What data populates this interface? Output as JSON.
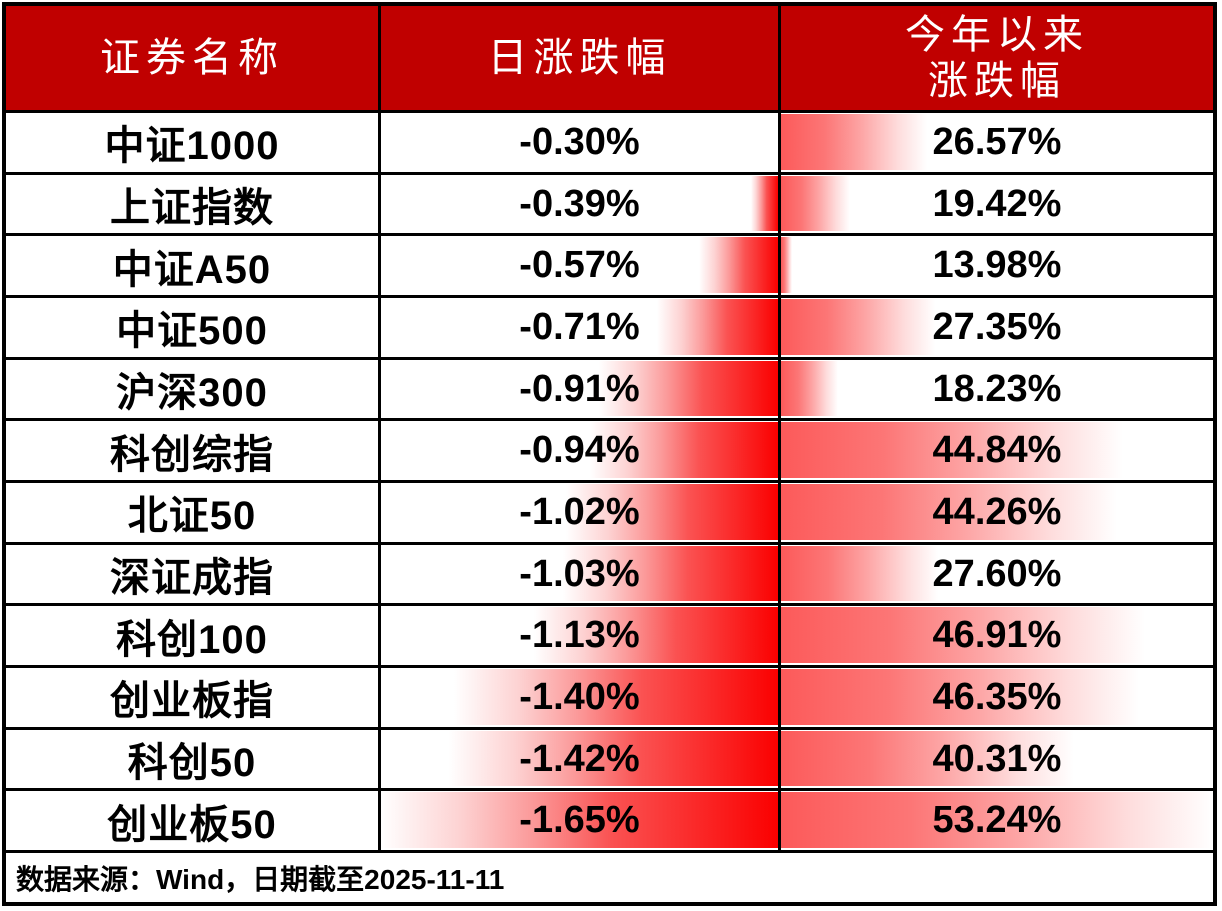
{
  "colors": {
    "header_bg": "#c00000",
    "header_text": "#ffffff",
    "border": "#000000",
    "body_text": "#000000",
    "daily_bar_red": "#fa0000",
    "ytd_bar_red": "#fc5a5a"
  },
  "header": {
    "name_col": "证券名称",
    "daily_col": "日涨跌幅",
    "ytd_col_line1": "今年以来",
    "ytd_col_line2": "涨跌幅"
  },
  "footer": {
    "source_note": "数据来源：Wind，日期截至2025-11-11"
  },
  "rows": [
    {
      "name": "中证1000",
      "daily": "-0.30%",
      "ytd": "26.57%",
      "daily_bar_pct": 0,
      "ytd_bar_pct": 33.8
    },
    {
      "name": "上证指数",
      "daily": "-0.39%",
      "ytd": "19.42%",
      "daily_bar_pct": 6.7,
      "ytd_bar_pct": 16.0
    },
    {
      "name": "中证A50",
      "daily": "-0.57%",
      "ytd": "13.98%",
      "daily_bar_pct": 20.0,
      "ytd_bar_pct": 2.5
    },
    {
      "name": "中证500",
      "daily": "-0.71%",
      "ytd": "27.35%",
      "daily_bar_pct": 30.4,
      "ytd_bar_pct": 35.7
    },
    {
      "name": "沪深300",
      "daily": "-0.91%",
      "ytd": "18.23%",
      "daily_bar_pct": 45.2,
      "ytd_bar_pct": 13.1
    },
    {
      "name": "科创综指",
      "daily": "-0.94%",
      "ytd": "44.84%",
      "daily_bar_pct": 47.4,
      "ytd_bar_pct": 79.1
    },
    {
      "name": "北证50",
      "daily": "-1.02%",
      "ytd": "44.26%",
      "daily_bar_pct": 53.3,
      "ytd_bar_pct": 77.7
    },
    {
      "name": "深证成指",
      "daily": "-1.03%",
      "ytd": "27.60%",
      "daily_bar_pct": 54.1,
      "ytd_bar_pct": 36.3
    },
    {
      "name": "科创100",
      "daily": "-1.13%",
      "ytd": "46.91%",
      "daily_bar_pct": 61.5,
      "ytd_bar_pct": 84.3
    },
    {
      "name": "创业板指",
      "daily": "-1.40%",
      "ytd": "46.35%",
      "daily_bar_pct": 81.5,
      "ytd_bar_pct": 82.9
    },
    {
      "name": "科创50",
      "daily": "-1.42%",
      "ytd": "40.31%",
      "daily_bar_pct": 83.0,
      "ytd_bar_pct": 67.9
    },
    {
      "name": "创业板50",
      "daily": "-1.65%",
      "ytd": "53.24%",
      "daily_bar_pct": 100,
      "ytd_bar_pct": 100
    }
  ],
  "chart_data": {
    "type": "table",
    "title": "",
    "columns": [
      "证券名称",
      "日涨跌幅",
      "今年以来涨跌幅"
    ],
    "categories": [
      "中证1000",
      "上证指数",
      "中证A50",
      "中证500",
      "沪深300",
      "科创综指",
      "北证50",
      "深证成指",
      "科创100",
      "创业板指",
      "科创50",
      "创业板50"
    ],
    "series": [
      {
        "name": "日涨跌幅(%)",
        "values": [
          -0.3,
          -0.39,
          -0.57,
          -0.71,
          -0.91,
          -0.94,
          -1.02,
          -1.03,
          -1.13,
          -1.4,
          -1.42,
          -1.65
        ]
      },
      {
        "name": "今年以来涨跌幅(%)",
        "values": [
          26.57,
          19.42,
          13.98,
          27.35,
          18.23,
          44.84,
          44.26,
          27.6,
          46.91,
          46.35,
          40.31,
          53.24
        ]
      }
    ],
    "annotations": [
      "数据来源：Wind，日期截至2025-11-11"
    ],
    "layout": {
      "databar_daily": {
        "anchor": "right",
        "scale_min_abs": 0.3,
        "scale_max_abs": 1.65,
        "color": "#fa0000",
        "gradient_to": "#ffffff"
      },
      "databar_ytd": {
        "anchor": "left",
        "scale_min": 13.98,
        "scale_max": 53.24,
        "color": "#fc5a5a",
        "gradient_to": "#ffffff"
      }
    }
  }
}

* * *

## Prompt
Copy out all the entries exactly. Images stay out of the copy.

## Final result
What data populates this interface? Output as JSON.
{
  "colors": {
    "header_bg": "#c00000",
    "header_text": "#ffffff",
    "border": "#000000",
    "body_text": "#000000",
    "daily_bar_red": "#fa0000",
    "ytd_bar_red": "#fc5a5a"
  },
  "header": {
    "name_col": "证券名称",
    "daily_col": "日涨跌幅",
    "ytd_col_line1": "今年以来",
    "ytd_col_line2": "涨跌幅"
  },
  "footer": {
    "source_note": "数据来源：Wind，日期截至2025-11-11"
  },
  "rows": [
    {
      "name": "中证1000",
      "daily": "-0.30%",
      "ytd": "26.57%",
      "daily_bar_pct": 0,
      "ytd_bar_pct": 33.8
    },
    {
      "name": "上证指数",
      "daily": "-0.39%",
      "ytd": "19.42%",
      "daily_bar_pct": 6.7,
      "ytd_bar_pct": 16.0
    },
    {
      "name": "中证A50",
      "daily": "-0.57%",
      "ytd": "13.98%",
      "daily_bar_pct": 20.0,
      "ytd_bar_pct": 2.5
    },
    {
      "name": "中证500",
      "daily": "-0.71%",
      "ytd": "27.35%",
      "daily_bar_pct": 30.4,
      "ytd_bar_pct": 35.7
    },
    {
      "name": "沪深300",
      "daily": "-0.91%",
      "ytd": "18.23%",
      "daily_bar_pct": 45.2,
      "ytd_bar_pct": 13.1
    },
    {
      "name": "科创综指",
      "daily": "-0.94%",
      "ytd": "44.84%",
      "daily_bar_pct": 47.4,
      "ytd_bar_pct": 79.1
    },
    {
      "name": "北证50",
      "daily": "-1.02%",
      "ytd": "44.26%",
      "daily_bar_pct": 53.3,
      "ytd_bar_pct": 77.7
    },
    {
      "name": "深证成指",
      "daily": "-1.03%",
      "ytd": "27.60%",
      "daily_bar_pct": 54.1,
      "ytd_bar_pct": 36.3
    },
    {
      "name": "科创100",
      "daily": "-1.13%",
      "ytd": "46.91%",
      "daily_bar_pct": 61.5,
      "ytd_bar_pct": 84.3
    },
    {
      "name": "创业板指",
      "daily": "-1.40%",
      "ytd": "46.35%",
      "daily_bar_pct": 81.5,
      "ytd_bar_pct": 82.9
    },
    {
      "name": "科创50",
      "daily": "-1.42%",
      "ytd": "40.31%",
      "daily_bar_pct": 83.0,
      "ytd_bar_pct": 67.9
    },
    {
      "name": "创业板50",
      "daily": "-1.65%",
      "ytd": "53.24%",
      "daily_bar_pct": 100,
      "ytd_bar_pct": 100
    }
  ],
  "chart_data": {
    "type": "table",
    "title": "",
    "columns": [
      "证券名称",
      "日涨跌幅",
      "今年以来涨跌幅"
    ],
    "categories": [
      "中证1000",
      "上证指数",
      "中证A50",
      "中证500",
      "沪深300",
      "科创综指",
      "北证50",
      "深证成指",
      "科创100",
      "创业板指",
      "科创50",
      "创业板50"
    ],
    "series": [
      {
        "name": "日涨跌幅(%)",
        "values": [
          -0.3,
          -0.39,
          -0.57,
          -0.71,
          -0.91,
          -0.94,
          -1.02,
          -1.03,
          -1.13,
          -1.4,
          -1.42,
          -1.65
        ]
      },
      {
        "name": "今年以来涨跌幅(%)",
        "values": [
          26.57,
          19.42,
          13.98,
          27.35,
          18.23,
          44.84,
          44.26,
          27.6,
          46.91,
          46.35,
          40.31,
          53.24
        ]
      }
    ],
    "annotations": [
      "数据来源：Wind，日期截至2025-11-11"
    ],
    "layout": {
      "databar_daily": {
        "anchor": "right",
        "scale_min_abs": 0.3,
        "scale_max_abs": 1.65,
        "color": "#fa0000",
        "gradient_to": "#ffffff"
      },
      "databar_ytd": {
        "anchor": "left",
        "scale_min": 13.98,
        "scale_max": 53.24,
        "color": "#fc5a5a",
        "gradient_to": "#ffffff"
      }
    }
  }
}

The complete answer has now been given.